▸ Exercise instructions: Show all lines holding "screenshot".

★ ★ ★

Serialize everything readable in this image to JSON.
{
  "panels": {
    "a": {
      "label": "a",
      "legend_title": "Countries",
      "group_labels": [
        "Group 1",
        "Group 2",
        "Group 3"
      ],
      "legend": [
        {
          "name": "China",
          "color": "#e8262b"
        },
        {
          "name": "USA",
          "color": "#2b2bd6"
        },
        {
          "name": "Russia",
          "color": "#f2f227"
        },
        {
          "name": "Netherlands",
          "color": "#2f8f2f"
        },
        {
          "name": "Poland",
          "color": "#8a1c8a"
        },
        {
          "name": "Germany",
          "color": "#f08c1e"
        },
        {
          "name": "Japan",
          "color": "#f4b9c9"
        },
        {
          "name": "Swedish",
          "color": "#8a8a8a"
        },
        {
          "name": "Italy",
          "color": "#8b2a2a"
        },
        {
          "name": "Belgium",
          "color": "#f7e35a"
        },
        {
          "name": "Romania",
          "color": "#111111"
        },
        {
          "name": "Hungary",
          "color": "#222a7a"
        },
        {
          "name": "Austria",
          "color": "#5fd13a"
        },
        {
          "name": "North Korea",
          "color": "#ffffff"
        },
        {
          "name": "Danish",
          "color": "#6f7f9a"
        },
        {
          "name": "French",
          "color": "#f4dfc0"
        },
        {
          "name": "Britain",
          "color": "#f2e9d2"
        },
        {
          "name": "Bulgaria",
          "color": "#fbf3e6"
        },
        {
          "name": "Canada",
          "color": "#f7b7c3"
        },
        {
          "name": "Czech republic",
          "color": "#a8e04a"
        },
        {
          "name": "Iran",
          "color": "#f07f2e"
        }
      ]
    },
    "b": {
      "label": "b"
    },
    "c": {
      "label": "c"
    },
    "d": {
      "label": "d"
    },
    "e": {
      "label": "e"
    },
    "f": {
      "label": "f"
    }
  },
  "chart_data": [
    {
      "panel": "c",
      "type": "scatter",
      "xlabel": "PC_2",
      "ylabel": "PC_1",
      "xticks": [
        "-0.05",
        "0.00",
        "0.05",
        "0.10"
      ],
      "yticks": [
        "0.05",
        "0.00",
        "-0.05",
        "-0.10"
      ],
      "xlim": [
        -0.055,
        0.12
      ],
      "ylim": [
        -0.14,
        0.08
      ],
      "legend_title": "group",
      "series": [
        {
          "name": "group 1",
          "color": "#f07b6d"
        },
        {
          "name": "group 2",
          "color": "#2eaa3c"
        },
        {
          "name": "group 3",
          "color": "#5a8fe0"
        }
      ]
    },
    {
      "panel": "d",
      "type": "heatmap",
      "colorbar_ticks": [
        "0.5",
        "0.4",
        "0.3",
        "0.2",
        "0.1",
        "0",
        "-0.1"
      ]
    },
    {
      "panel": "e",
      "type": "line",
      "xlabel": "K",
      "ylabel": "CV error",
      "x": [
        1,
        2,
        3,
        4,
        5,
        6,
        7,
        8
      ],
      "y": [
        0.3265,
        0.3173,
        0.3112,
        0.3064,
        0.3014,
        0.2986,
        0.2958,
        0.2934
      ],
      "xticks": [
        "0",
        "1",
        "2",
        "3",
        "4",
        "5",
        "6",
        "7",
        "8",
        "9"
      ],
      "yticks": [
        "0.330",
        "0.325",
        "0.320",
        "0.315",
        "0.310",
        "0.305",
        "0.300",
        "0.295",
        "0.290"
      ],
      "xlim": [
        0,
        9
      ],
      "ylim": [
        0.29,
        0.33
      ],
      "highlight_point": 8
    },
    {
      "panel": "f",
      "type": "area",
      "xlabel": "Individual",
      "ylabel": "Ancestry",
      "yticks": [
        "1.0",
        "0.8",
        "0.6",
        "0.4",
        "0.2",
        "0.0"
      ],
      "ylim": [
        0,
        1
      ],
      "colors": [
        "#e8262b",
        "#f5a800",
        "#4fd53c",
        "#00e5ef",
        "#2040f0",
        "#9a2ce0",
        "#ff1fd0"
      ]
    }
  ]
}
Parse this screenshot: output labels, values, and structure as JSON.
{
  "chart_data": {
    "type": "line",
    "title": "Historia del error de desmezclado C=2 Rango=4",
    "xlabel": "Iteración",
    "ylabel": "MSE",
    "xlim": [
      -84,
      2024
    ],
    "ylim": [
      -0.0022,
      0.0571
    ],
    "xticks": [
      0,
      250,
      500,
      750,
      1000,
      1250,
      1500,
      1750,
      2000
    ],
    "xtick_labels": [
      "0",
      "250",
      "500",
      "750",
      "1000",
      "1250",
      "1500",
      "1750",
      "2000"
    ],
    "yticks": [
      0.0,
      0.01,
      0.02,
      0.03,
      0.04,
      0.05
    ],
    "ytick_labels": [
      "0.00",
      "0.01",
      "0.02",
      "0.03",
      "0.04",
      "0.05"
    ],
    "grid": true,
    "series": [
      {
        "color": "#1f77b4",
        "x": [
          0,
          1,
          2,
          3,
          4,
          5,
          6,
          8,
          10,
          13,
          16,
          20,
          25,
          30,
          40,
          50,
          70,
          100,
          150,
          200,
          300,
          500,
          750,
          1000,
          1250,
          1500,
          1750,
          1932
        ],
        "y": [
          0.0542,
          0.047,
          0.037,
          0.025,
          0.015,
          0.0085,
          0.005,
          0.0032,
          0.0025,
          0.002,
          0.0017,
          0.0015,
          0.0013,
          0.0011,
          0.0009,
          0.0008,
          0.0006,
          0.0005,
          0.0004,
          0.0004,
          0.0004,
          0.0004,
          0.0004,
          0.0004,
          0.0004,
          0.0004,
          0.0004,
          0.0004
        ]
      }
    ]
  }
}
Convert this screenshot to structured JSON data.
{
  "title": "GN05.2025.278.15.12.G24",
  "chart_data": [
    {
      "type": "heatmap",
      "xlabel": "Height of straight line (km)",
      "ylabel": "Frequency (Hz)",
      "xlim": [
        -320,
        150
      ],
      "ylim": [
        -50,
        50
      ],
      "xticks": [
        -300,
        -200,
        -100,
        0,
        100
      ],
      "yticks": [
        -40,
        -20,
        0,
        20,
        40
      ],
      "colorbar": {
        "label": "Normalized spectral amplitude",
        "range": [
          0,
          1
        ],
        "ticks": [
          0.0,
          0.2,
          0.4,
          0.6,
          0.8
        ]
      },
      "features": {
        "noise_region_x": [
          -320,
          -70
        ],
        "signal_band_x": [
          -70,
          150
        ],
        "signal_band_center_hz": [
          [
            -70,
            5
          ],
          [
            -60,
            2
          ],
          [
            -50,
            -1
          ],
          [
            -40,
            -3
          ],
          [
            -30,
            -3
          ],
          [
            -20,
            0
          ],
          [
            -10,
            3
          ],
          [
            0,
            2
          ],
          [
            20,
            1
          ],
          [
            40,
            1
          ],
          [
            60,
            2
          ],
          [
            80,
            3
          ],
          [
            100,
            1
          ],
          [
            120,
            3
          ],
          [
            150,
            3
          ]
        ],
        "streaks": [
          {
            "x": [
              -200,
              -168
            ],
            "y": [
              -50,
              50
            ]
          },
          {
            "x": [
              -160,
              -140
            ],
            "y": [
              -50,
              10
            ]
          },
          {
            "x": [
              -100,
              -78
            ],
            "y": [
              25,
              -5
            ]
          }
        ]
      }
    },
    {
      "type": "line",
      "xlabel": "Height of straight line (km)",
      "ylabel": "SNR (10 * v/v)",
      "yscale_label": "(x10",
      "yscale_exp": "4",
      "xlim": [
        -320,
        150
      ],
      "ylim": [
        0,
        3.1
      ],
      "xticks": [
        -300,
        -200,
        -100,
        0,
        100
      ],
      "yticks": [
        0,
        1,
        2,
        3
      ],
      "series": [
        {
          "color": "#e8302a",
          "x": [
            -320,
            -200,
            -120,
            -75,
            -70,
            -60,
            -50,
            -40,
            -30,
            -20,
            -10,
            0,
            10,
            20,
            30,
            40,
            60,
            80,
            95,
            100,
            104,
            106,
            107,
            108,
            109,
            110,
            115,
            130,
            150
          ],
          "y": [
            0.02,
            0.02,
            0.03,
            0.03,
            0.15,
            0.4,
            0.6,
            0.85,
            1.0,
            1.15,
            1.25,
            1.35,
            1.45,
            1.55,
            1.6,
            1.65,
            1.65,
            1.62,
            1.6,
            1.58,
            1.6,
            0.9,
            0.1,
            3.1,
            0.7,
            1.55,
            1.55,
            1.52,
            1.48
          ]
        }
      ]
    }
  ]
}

★ ★ ★

▸ Answer to the problem:
Parse this screenshot: output labels, values, and structure as JSON.
Convert this screenshot to structured JSON data.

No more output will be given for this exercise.